__What is being asked__. Print out the material that follows word for word.

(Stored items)
start

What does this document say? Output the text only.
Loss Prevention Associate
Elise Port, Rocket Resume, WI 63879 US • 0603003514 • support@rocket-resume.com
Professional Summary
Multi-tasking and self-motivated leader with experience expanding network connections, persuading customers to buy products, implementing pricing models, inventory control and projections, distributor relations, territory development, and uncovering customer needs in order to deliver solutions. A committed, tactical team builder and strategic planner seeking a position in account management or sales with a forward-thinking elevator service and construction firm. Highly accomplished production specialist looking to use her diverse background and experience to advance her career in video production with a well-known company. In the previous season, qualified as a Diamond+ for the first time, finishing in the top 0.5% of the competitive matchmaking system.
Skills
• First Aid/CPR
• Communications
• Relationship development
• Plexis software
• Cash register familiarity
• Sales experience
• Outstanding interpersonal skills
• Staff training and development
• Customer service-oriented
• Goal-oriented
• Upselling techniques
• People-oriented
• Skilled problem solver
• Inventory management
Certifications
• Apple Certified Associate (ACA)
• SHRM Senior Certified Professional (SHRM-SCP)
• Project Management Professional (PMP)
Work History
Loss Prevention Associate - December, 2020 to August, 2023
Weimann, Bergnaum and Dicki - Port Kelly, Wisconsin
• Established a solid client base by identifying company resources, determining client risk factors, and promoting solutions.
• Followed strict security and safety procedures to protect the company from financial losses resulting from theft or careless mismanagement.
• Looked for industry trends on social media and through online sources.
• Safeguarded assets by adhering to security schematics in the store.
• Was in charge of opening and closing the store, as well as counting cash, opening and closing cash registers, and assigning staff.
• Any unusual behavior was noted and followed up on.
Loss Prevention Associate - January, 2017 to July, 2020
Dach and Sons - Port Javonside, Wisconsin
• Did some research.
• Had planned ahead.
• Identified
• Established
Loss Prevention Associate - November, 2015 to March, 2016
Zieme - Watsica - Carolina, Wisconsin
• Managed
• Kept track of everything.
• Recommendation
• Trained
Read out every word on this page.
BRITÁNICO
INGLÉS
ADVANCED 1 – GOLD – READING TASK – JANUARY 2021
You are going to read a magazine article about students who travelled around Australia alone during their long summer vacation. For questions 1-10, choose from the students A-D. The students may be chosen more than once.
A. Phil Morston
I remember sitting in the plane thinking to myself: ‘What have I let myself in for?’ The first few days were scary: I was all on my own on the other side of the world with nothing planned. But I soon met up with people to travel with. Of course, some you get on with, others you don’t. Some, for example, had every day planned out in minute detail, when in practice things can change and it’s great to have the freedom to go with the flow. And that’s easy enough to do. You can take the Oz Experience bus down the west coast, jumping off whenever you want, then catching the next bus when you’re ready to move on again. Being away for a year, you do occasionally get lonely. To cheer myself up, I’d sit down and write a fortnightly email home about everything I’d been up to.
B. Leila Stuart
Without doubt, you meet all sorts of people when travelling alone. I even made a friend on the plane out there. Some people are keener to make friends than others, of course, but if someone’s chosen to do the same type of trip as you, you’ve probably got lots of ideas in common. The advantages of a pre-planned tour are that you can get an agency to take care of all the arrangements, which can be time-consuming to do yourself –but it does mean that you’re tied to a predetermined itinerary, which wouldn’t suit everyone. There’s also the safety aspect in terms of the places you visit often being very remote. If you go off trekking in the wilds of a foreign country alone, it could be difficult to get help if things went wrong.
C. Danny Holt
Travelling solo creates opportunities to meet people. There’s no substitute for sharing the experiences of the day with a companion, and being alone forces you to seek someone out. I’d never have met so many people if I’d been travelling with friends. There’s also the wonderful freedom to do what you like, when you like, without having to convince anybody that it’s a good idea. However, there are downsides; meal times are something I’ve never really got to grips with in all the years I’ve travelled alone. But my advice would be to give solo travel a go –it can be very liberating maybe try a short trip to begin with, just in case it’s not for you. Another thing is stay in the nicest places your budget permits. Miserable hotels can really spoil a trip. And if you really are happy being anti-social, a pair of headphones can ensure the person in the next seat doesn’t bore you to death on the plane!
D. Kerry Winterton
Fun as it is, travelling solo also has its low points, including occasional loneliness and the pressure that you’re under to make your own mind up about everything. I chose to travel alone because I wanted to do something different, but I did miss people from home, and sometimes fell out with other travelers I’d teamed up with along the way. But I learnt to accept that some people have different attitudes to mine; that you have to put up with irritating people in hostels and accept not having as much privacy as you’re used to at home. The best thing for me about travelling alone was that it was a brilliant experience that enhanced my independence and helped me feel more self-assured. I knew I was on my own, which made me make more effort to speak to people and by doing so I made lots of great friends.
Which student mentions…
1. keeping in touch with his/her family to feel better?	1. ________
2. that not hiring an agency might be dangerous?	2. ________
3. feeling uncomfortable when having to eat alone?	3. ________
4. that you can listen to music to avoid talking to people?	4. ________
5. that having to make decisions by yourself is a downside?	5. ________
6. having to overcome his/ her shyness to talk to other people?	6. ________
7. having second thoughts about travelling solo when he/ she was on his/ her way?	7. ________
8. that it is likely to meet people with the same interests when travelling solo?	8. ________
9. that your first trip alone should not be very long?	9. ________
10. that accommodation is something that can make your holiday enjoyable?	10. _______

end

__Exercise solution__.
What does this document say? Output the text only.
Loss Prevention Associate
Elise Port, Rocket Resume, WI 63879 US • 0603003514 • support@rocket-resume.com
Professional Summary
Multi-tasking and self-motivated leader with experience expanding network connections, persuading customers to buy products, implementing pricing models, inventory control and projections, distributor relations, territory development, and uncovering customer needs in order to deliver solutions. A committed, tactical team builder and strategic planner seeking a position in account management or sales with a forward-thinking elevator service and construction firm. Highly accomplished production specialist looking to use her diverse background and experience to advance her career in video production with a well-known company. In the previous season, qualified as a Diamond+ for the first time, finishing in the top 0.5% of the competitive matchmaking system.
Skills
• First Aid/CPR
• Communications
• Relationship development
• Plexis software
• Cash register familiarity
• Sales experience
• Outstanding interpersonal skills
• Staff training and development
• Customer service-oriented
• Goal-oriented
• Upselling techniques
• People-oriented
• Skilled problem solver
• Inventory management
Certifications
• Apple Certified Associate (ACA)
• SHRM Senior Certified Professional (SHRM-SCP)
• Project Management Professional (PMP)
Work History
Loss Prevention Associate - December, 2020 to August, 2023
Weimann, Bergnaum and Dicki - Port Kelly, Wisconsin
• Established a solid client base by identifying company resources, determining client risk factors, and promoting solutions.
• Followed strict security and safety procedures to protect the company from financial losses resulting from theft or careless mismanagement.
• Looked for industry trends on social media and through online sources.
• Safeguarded assets by adhering to security schematics in the store.
• Was in charge of opening and closing the store, as well as counting cash, opening and closing cash registers, and assigning staff.
• Any unusual behavior was noted and followed up on.
Loss Prevention Associate - January, 2017 to July, 2020
Dach and Sons - Port Javonside, Wisconsin
• Did some research.
• Had planned ahead.
• Identified
• Established
Loss Prevention Associate - November, 2015 to March, 2016
Zieme - Watsica - Carolina, Wisconsin
• Managed
• Kept track of everything.
• Recommendation
• Trained
Read out every word on this page.
BRITÁNICO
INGLÉS
ADVANCED 1 – GOLD – READING TASK – JANUARY 2021
You are going to read a magazine article about students who travelled around Australia alone during their long summer vacation. For questions 1-10, choose from the students A-D. The students may be chosen more than once.
A. Phil Morston
I remember sitting in the plane thinking to myself: ‘What have I let myself in for?’ The first few days were scary: I was all on my own on the other side of the world with nothing planned. But I soon met up with people to travel with. Of course, some you get on with, others you don’t. Some, for example, had every day planned out in minute detail, when in practice things can change and it’s great to have the freedom to go with the flow. And that’s easy enough to do. You can take the Oz Experience bus down the west coast, jumping off whenever you want, then catching the next bus when you’re ready to move on again. Being away for a year, you do occasionally get lonely. To cheer myself up, I’d sit down and write a fortnightly email home about everything I’d been up to.
B. Leila Stuart
Without doubt, you meet all sorts of people when travelling alone. I even made a friend on the plane out there. Some people are keener to make friends than others, of course, but if someone’s chosen to do the same type of trip as you, you’ve probably got lots of ideas in common. The advantages of a pre-planned tour are that you can get an agency to take care of all the arrangements, which can be time-consuming to do yourself –but it does mean that you’re tied to a predetermined itinerary, which wouldn’t suit everyone. There’s also the safety aspect in terms of the places you visit often being very remote. If you go off trekking in the wilds of a foreign country alone, it could be difficult to get help if things went wrong.
C. Danny Holt
Travelling solo creates opportunities to meet people. There’s no substitute for sharing the experiences of the day with a companion, and being alone forces you to seek someone out. I’d never have met so many people if I’d been travelling with friends. There’s also the wonderful freedom to do what you like, when you like, without having to convince anybody that it’s a good idea. However, there are downsides; meal times are something I’ve never really got to grips with in all the years I’ve travelled alone. But my advice would be to give solo travel a go –it can be very liberating maybe try a short trip to begin with, just in case it’s not for you. Another thing is stay in the nicest places your budget permits. Miserable hotels can really spoil a trip. And if you really are happy being anti-social, a pair of headphones can ensure the person in the next seat doesn’t bore you to death on the plane!
D. Kerry Winterton
Fun as it is, travelling solo also has its low points, including occasional loneliness and the pressure that you’re under to make your own mind up about everything. I chose to travel alone because I wanted to do something different, but I did miss people from home, and sometimes fell out with other travelers I’d teamed up with along the way. But I learnt to accept that some people have different attitudes to mine; that you have to put up with irritating people in hostels and accept not having as much privacy as you’re used to at home. The best thing for me about travelling alone was that it was a brilliant experience that enhanced my independence and helped me feel more self-assured. I knew I was on my own, which made me make more effort to speak to people and by doing so I made lots of great friends.
Which student mentions…
1. keeping in touch with his/her family to feel better?	1. ________
2. that not hiring an agency might be dangerous?	2. ________
3. feeling uncomfortable when having to eat alone?	3. ________
4. that you can listen to music to avoid talking to people?	4. ________
5. that having to make decisions by yourself is a downside?	5. ________
6. having to overcome his/ her shyness to talk to other people?	6. ________
7. having second thoughts about travelling solo when he/ she was on his/ her way?	7. ________
8. that it is likely to meet people with the same interests when travelling solo?	8. ________
9. that your first trip alone should not be very long?	9. ________
10. that accommodation is something that can make your holiday enjoyable?	10. _______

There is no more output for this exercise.